§ **GIVEN EXERCISE**
Where a line holds "marker", copy it.

§ **MATERIAL FOR THIS TASK**
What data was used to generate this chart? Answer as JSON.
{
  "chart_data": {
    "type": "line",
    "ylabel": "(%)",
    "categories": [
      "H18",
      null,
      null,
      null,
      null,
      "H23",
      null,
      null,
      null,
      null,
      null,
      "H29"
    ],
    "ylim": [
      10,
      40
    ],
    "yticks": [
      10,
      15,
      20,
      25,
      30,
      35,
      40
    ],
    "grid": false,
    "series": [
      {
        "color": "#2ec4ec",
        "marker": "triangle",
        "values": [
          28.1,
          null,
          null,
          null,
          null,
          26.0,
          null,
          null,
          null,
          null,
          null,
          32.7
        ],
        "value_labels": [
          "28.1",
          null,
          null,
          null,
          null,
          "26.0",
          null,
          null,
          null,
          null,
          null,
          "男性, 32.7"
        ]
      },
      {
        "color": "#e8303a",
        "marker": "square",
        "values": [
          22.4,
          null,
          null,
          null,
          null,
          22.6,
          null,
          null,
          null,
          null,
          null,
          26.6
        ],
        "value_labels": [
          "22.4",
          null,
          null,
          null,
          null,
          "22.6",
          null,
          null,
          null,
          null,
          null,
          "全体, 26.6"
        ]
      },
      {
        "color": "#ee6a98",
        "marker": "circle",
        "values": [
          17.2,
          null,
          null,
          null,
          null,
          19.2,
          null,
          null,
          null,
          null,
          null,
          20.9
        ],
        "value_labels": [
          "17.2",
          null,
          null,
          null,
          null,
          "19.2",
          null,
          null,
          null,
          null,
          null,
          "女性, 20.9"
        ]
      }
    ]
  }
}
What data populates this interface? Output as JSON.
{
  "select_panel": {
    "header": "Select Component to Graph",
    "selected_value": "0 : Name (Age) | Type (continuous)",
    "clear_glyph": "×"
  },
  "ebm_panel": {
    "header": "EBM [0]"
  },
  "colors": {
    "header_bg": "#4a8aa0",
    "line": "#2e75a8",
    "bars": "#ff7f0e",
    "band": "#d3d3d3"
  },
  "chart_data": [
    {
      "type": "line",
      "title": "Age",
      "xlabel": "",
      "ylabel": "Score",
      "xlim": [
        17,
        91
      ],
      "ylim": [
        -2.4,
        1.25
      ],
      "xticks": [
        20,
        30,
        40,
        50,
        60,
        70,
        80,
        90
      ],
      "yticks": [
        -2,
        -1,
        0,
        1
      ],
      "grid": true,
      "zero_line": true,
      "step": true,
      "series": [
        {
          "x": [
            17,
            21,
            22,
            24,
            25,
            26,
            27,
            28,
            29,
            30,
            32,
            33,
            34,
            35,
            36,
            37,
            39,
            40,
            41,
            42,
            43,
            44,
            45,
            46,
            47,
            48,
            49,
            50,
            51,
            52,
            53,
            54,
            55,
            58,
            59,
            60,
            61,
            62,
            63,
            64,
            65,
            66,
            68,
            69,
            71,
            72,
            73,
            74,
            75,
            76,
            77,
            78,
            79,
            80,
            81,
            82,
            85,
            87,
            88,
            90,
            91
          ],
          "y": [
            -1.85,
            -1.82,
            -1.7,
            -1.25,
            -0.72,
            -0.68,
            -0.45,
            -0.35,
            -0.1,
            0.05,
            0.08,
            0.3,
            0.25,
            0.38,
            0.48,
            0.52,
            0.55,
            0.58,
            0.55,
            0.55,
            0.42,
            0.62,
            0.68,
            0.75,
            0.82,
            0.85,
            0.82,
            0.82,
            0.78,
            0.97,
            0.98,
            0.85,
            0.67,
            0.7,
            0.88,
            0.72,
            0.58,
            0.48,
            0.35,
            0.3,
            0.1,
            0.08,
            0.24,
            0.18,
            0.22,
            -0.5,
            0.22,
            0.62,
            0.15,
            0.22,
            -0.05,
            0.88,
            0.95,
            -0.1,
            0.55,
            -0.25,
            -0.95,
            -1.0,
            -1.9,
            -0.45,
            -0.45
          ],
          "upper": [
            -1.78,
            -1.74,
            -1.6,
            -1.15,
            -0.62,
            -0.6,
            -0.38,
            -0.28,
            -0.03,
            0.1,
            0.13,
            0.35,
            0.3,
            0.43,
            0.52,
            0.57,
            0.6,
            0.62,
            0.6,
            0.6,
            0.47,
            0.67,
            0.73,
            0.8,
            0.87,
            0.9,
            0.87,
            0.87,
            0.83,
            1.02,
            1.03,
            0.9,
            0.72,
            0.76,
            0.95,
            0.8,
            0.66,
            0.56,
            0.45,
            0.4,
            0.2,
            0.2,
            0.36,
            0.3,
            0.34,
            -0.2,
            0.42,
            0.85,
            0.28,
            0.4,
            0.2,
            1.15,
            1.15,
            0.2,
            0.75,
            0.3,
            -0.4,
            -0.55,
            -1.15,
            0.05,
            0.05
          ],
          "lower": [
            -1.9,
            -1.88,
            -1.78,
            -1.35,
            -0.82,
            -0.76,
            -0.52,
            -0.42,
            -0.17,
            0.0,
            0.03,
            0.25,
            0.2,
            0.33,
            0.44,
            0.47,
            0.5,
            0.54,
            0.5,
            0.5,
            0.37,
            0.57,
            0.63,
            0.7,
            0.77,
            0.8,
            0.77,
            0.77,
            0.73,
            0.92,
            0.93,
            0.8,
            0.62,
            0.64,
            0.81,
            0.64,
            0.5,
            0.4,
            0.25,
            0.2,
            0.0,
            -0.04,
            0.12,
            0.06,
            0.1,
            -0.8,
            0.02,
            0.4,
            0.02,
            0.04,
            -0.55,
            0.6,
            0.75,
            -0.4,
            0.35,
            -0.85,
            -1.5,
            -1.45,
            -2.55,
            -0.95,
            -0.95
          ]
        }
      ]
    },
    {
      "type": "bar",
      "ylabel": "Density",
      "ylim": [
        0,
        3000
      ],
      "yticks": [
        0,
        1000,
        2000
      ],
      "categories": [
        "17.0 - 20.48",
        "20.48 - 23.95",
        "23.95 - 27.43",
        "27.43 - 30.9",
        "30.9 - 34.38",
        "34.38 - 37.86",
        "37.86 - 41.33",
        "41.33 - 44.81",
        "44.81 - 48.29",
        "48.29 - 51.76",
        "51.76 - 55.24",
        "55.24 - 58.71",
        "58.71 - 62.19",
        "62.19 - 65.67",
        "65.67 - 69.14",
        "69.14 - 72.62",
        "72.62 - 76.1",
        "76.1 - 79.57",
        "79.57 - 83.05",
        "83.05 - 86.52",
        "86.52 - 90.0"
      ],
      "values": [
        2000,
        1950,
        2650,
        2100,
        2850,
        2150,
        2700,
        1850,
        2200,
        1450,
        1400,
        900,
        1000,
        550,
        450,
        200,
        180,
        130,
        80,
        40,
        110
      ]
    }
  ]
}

§ **ANSWER TO THE TASK**
        "marker": "triangle",
        "marker": "square",
        "marker": "circle",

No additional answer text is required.